_Written request_: Below is a set of records. Repeat all of them exactly.

— Start Exercise data —

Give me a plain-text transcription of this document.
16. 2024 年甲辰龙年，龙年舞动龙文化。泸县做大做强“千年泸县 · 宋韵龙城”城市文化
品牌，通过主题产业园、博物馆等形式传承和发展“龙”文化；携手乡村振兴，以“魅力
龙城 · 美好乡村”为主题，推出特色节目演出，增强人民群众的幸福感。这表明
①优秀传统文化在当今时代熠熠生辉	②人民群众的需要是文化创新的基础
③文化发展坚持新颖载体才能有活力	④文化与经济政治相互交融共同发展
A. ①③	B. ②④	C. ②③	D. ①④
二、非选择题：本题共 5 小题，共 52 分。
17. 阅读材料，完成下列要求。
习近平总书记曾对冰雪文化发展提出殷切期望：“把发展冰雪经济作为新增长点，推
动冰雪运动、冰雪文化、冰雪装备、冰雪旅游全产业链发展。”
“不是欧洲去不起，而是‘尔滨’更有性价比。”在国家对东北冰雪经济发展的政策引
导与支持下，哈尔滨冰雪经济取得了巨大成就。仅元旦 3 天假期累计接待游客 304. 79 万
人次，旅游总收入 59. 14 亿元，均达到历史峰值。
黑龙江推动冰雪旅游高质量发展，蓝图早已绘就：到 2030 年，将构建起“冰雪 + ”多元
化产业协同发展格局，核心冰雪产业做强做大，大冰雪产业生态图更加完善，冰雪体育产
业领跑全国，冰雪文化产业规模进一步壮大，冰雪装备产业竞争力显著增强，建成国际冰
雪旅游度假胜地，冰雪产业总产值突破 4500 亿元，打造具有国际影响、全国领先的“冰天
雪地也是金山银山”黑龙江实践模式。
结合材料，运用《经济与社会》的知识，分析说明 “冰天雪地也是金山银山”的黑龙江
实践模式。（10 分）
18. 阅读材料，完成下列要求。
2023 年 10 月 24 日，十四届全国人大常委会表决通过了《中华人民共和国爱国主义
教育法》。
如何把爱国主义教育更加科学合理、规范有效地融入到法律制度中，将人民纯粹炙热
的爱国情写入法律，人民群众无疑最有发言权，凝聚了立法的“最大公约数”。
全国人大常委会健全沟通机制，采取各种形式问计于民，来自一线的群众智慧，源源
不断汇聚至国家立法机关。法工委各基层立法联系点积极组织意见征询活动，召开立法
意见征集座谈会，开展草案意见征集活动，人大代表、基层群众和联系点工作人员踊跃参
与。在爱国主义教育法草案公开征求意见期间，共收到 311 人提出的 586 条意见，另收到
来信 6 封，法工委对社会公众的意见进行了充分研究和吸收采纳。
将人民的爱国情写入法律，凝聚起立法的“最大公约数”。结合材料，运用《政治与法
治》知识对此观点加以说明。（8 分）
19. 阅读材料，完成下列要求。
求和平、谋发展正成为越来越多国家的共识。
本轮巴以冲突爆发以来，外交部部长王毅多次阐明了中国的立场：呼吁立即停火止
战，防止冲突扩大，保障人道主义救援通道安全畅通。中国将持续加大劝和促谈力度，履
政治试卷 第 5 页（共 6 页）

— End Exercise data —

_The answer_:
Give me a plain-text transcription of this document.
16. 2024 年甲辰龙年，龙年舞动龙文化。泸县做大做强“千年泸县 · 宋韵龙城”城市文化
品牌，通过主题产业园、博物馆等形式传承和发展“龙”文化；携手乡村振兴，以“魅力
龙城 · 美好乡村”为主题，推出特色节目演出，增强人民群众的幸福感。这表明
①优秀传统文化在当今时代熠熠生辉	②人民群众的需要是文化创新的基础
③文化发展坚持新颖载体才能有活力	④文化与经济政治相互交融共同发展
A. ①③	B. ②④	C. ②③	D. ①④
二、非选择题：本题共 5 小题，共 52 分。
17. 阅读材料，完成下列要求。
习近平总书记曾对冰雪文化发展提出殷切期望：“把发展冰雪经济作为新增长点，推
动冰雪运动、冰雪文化、冰雪装备、冰雪旅游全产业链发展。”
“不是欧洲去不起，而是‘尔滨’更有性价比。”在国家对东北冰雪经济发展的政策引
导与支持下，哈尔滨冰雪经济取得了巨大成就。仅元旦 3 天假期累计接待游客 304. 79 万
人次，旅游总收入 59. 14 亿元，均达到历史峰值。
黑龙江推动冰雪旅游高质量发展，蓝图早已绘就：到 2030 年，将构建起“冰雪 + ”多元
化产业协同发展格局，核心冰雪产业做强做大，大冰雪产业生态图更加完善，冰雪体育产
业领跑全国，冰雪文化产业规模进一步壮大，冰雪装备产业竞争力显著增强，建成国际冰
雪旅游度假胜地，冰雪产业总产值突破 4500 亿元，打造具有国际影响、全国领先的“冰天
雪地也是金山银山”黑龙江实践模式。
结合材料，运用《经济与社会》的知识，分析说明 “冰天雪地也是金山银山”的黑龙江
实践模式。（10 分）
18. 阅读材料，完成下列要求。
2023 年 10 月 24 日，十四届全国人大常委会表决通过了《中华人民共和国爱国主义
教育法》。
如何把爱国主义教育更加科学合理、规范有效地融入到法律制度中，将人民纯粹炙热
的爱国情写入法律，人民群众无疑最有发言权，凝聚了立法的“最大公约数”。
全国人大常委会健全沟通机制，采取各种形式问计于民，来自一线的群众智慧，源源
不断汇聚至国家立法机关。法工委各基层立法联系点积极组织意见征询活动，召开立法
意见征集座谈会，开展草案意见征集活动，人大代表、基层群众和联系点工作人员踊跃参
与。在爱国主义教育法草案公开征求意见期间，共收到 311 人提出的 586 条意见，另收到
来信 6 封，法工委对社会公众的意见进行了充分研究和吸收采纳。
将人民的爱国情写入法律，凝聚起立法的“最大公约数”。结合材料，运用《政治与法
治》知识对此观点加以说明。（8 分）
19. 阅读材料，完成下列要求。
求和平、谋发展正成为越来越多国家的共识。
本轮巴以冲突爆发以来，外交部部长王毅多次阐明了中国的立场：呼吁立即停火止
战，防止冲突扩大，保障人道主义救援通道安全畅通。中国将持续加大劝和促谈力度，履
政治试卷 第 5 页（共 6 页）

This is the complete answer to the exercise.